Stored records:
[Begin]
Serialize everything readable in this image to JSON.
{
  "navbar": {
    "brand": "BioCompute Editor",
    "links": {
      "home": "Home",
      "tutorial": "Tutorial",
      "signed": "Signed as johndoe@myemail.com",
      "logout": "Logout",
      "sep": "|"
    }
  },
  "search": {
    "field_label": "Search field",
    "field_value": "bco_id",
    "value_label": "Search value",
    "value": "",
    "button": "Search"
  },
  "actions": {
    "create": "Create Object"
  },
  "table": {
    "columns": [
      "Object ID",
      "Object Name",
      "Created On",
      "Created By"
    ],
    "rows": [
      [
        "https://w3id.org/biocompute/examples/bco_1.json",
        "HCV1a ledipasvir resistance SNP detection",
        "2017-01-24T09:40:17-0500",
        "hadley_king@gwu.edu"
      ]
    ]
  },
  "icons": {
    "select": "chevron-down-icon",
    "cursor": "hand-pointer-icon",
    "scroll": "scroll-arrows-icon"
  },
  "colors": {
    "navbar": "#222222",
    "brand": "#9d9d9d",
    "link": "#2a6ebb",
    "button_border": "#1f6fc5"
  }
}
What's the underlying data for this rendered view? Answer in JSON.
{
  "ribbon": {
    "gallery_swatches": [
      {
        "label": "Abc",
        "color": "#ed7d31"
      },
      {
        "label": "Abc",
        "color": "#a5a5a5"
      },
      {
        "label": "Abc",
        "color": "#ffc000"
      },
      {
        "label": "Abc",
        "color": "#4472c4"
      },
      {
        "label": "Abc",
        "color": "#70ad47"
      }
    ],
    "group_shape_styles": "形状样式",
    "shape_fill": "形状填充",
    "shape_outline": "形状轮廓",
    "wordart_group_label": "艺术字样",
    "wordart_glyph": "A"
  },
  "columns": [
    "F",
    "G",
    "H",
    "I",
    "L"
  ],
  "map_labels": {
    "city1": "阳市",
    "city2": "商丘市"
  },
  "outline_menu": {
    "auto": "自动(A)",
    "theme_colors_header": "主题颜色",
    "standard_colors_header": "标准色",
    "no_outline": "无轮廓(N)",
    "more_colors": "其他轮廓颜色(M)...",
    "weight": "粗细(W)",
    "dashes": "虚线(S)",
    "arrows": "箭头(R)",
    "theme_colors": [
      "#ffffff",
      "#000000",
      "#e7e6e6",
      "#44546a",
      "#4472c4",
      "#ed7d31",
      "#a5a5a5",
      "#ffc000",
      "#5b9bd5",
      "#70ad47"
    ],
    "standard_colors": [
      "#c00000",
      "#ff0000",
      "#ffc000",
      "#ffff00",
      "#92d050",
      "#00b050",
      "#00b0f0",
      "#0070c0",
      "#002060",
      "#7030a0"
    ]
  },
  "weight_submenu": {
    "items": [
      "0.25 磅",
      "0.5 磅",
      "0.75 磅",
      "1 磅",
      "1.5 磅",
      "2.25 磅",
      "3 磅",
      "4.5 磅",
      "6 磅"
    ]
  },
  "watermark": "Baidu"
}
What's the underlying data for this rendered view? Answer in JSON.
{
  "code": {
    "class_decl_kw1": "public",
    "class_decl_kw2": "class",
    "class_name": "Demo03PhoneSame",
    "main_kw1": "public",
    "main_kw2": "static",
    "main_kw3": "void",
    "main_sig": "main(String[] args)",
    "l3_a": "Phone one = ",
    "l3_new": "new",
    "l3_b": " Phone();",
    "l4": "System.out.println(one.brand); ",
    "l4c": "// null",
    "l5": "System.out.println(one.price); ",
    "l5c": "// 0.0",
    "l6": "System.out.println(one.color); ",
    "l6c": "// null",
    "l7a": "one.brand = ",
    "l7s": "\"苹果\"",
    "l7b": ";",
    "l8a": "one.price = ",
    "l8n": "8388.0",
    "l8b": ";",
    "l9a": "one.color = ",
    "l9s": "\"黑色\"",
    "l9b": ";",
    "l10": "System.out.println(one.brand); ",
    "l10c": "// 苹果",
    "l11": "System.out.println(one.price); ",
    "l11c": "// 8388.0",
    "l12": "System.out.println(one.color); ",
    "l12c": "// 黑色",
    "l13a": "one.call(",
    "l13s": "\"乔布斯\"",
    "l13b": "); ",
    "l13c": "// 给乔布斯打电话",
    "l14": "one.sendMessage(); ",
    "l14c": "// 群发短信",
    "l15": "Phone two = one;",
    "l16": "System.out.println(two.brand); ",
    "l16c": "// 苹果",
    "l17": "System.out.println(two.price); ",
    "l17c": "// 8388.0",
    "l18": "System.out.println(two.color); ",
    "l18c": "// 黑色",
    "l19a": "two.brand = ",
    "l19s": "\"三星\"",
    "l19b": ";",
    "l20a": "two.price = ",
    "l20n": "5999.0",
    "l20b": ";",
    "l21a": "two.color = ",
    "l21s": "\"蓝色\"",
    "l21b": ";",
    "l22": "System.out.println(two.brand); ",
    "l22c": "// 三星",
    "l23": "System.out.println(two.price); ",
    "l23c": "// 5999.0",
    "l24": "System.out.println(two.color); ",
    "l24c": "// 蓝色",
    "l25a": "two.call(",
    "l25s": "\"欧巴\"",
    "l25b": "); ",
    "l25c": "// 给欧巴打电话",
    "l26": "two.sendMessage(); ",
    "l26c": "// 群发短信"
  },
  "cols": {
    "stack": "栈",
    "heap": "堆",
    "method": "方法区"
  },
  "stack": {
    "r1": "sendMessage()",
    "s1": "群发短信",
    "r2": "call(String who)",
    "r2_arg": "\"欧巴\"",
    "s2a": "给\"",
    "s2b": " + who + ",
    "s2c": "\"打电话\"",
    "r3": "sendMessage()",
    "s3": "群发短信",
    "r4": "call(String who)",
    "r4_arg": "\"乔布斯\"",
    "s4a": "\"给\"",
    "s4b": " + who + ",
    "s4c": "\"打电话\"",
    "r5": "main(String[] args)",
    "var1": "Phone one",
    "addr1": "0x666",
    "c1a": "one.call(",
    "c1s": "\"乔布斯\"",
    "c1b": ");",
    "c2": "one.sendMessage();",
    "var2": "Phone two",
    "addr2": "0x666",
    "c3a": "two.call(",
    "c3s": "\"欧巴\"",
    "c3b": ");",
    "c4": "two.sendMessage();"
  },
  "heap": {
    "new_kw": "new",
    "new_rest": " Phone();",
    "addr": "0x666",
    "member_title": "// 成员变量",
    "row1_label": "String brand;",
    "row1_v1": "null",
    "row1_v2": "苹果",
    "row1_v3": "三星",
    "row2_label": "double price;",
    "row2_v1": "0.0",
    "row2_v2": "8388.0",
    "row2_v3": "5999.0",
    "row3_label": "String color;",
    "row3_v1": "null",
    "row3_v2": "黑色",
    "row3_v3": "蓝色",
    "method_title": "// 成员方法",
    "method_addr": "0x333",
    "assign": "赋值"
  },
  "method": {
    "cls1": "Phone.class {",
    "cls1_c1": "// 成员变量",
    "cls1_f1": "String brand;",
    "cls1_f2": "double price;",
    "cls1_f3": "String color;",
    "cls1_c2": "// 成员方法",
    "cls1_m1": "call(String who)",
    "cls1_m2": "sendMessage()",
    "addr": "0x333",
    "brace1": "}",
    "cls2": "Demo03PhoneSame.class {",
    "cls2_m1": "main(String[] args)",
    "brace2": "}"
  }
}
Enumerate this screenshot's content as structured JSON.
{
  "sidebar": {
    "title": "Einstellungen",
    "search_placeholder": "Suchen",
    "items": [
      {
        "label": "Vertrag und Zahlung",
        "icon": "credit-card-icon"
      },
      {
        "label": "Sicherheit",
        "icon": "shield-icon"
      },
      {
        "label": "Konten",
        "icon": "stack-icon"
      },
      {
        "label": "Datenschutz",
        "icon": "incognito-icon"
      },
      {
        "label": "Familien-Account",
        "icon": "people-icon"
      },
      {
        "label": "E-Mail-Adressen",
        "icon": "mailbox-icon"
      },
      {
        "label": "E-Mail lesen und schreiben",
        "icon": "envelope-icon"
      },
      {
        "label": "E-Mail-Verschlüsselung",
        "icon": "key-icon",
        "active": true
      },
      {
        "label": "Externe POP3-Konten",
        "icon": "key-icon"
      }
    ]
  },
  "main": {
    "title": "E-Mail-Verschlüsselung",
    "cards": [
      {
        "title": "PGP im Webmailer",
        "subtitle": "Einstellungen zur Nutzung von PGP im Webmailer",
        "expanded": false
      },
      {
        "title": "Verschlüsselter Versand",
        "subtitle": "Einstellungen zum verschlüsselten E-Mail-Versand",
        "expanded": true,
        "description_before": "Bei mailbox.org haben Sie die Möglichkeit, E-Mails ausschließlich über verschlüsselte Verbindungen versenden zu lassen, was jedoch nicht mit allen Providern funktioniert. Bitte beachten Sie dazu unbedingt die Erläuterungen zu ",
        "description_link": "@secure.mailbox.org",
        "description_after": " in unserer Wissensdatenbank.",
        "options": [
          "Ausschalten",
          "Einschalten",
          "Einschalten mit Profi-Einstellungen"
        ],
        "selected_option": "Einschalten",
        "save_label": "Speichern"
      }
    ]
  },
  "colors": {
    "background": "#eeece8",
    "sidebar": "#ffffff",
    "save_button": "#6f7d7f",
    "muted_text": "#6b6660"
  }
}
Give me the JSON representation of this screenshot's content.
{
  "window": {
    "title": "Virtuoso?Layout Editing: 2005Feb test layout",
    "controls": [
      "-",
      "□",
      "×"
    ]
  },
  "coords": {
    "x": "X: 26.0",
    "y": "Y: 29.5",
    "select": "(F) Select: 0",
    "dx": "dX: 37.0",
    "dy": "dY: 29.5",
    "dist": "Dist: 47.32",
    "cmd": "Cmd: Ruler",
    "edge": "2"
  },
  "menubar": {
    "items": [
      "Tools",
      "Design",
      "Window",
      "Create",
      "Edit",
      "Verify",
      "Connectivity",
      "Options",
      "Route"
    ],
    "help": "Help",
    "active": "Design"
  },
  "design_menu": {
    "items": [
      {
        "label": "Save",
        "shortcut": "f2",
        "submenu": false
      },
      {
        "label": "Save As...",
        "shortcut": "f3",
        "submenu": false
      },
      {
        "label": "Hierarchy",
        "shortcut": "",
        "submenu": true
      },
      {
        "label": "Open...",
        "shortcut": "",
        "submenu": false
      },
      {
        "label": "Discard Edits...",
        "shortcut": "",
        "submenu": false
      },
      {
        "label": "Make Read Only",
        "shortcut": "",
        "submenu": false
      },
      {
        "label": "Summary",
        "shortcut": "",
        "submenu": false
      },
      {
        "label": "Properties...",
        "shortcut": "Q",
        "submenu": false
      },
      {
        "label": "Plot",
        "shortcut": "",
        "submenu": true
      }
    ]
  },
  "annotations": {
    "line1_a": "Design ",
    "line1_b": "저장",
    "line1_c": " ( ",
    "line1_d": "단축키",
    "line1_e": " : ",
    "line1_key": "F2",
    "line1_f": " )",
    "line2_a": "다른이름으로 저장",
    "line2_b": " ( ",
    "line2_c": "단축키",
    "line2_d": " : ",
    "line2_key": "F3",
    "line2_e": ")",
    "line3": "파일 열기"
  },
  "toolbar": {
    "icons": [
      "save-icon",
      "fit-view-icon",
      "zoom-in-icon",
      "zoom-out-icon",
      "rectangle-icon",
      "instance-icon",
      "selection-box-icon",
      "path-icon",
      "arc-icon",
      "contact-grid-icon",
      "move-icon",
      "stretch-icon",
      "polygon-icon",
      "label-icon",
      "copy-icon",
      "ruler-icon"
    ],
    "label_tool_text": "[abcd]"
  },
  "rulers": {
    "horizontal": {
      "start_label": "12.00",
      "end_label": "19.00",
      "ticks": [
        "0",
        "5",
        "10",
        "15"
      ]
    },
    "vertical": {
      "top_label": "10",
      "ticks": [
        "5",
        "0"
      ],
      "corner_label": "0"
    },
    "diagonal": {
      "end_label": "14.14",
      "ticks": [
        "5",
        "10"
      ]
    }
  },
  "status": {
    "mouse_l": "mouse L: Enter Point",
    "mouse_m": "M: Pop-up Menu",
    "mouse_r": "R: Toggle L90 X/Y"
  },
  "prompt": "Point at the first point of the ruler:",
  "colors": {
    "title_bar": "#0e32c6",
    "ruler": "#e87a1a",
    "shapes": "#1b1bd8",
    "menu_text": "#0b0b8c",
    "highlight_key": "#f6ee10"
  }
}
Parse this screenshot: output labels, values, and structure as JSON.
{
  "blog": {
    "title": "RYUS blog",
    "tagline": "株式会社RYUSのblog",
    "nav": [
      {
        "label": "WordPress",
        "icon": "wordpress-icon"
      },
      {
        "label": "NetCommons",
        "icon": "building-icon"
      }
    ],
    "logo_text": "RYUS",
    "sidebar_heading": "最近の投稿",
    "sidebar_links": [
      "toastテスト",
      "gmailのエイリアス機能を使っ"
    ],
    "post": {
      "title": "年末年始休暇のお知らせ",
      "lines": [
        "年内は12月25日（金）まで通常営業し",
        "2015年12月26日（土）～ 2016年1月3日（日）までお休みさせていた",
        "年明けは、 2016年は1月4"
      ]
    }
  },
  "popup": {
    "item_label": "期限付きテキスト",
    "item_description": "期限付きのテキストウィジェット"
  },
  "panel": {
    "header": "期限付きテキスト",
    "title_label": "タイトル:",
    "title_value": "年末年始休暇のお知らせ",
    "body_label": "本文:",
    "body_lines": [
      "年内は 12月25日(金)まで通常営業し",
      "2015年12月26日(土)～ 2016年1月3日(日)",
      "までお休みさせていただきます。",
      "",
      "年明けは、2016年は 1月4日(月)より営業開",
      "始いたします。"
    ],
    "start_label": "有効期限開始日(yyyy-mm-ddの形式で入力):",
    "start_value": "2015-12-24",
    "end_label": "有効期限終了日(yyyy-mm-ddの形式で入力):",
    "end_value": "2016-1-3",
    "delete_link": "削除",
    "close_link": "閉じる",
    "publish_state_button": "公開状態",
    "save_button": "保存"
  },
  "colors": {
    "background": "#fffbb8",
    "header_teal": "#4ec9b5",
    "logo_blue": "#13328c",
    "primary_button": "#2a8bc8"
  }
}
[End]
*Set exercise:* Which lines contain "String"? Show each of them.

*Result below:*
    "main_sig": "main(String[] args)",
    "r2": "call(String who)",
    "r4": "call(String who)",
    "r5": "main(String[] args)",
    "row1_label": "String brand;",
    "row3_label": "String color;",
    "cls1_f1": "String brand;",
    "cls1_f3": "String color;",
    "cls1_m1": "call(String who)",
    "cls2_m1": "main(String[] args)",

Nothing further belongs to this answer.